WORK TO COMPLETE: List every amount given in pounds sterling in the article on takeaway menu engineering.

ARTICLE:
────
Menu engineering for UK takeaways — layout, pricing, photo placement, and the small changes that lift average order value by 15–30%.

MS
Manto Studio
UK restaurant marketing studio · · 9 min read
A well-designed takeaway menu next to food on a wooden table

A takeaway menu isn't a list of food. It's the most important sales tool in your business — the thing every customer reads, every single time, before deciding what to spend.

Most independent UK takeaways treat menus as documents — a list of dishes with prices, sometimes laid out in dense columns of grey text on a white PDF. They've been the same for years. They were built by whichever printer was cheapest at the time. Nobody ever sat down and asked the question: does this menu actually make people order more?

Below is what actually moves average order value, what the research consistently shows, and how to redesign your menu (paper, online, or on Just Eat) without spending a fortune.

Why the menu matters more than you think

The math is simple. A 100-cover-a-day takeaway with an £18 average order value does £540,000 a year. Lift that AOV by just £2 (to £20) and you've added £60,000 a year — without serving a single extra customer.

Menu design is one of the highest-leverage things in the business. A well-engineered menu can lift AOV by 15–30% within a few months — far more than most marketing campaigns ever do.
────
DATASET CONTENT:

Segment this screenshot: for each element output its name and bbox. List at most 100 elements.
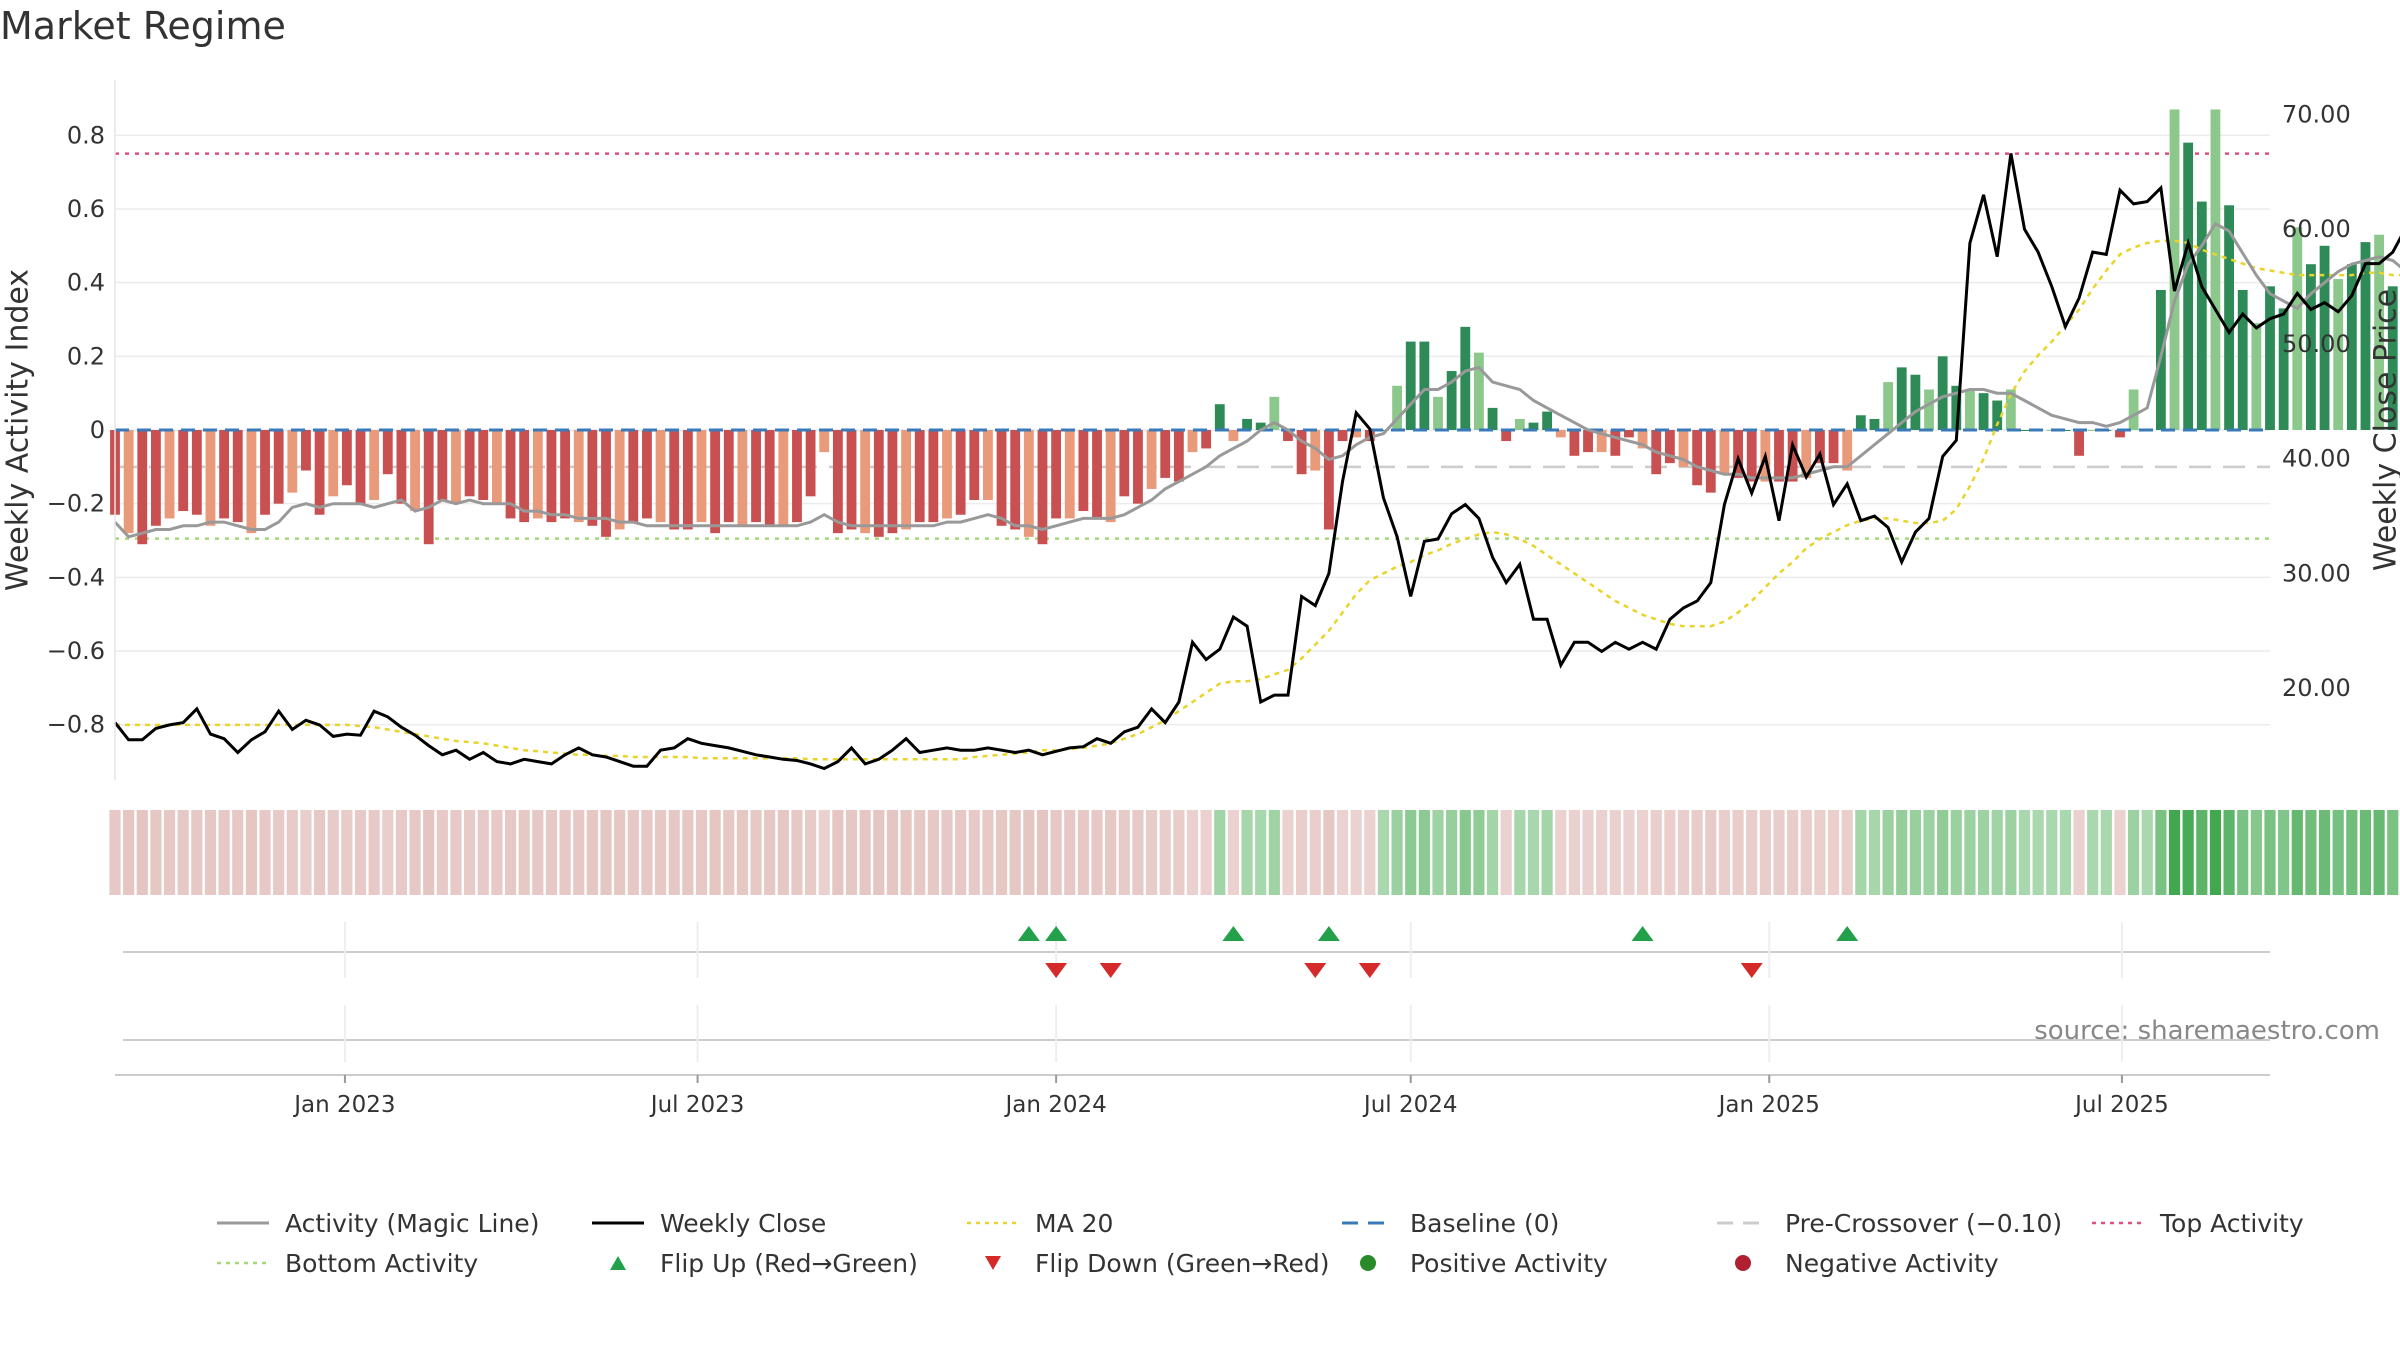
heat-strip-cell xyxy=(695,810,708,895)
────
COMPLETED TASK: £18, £540,000, £2, £20, £60,000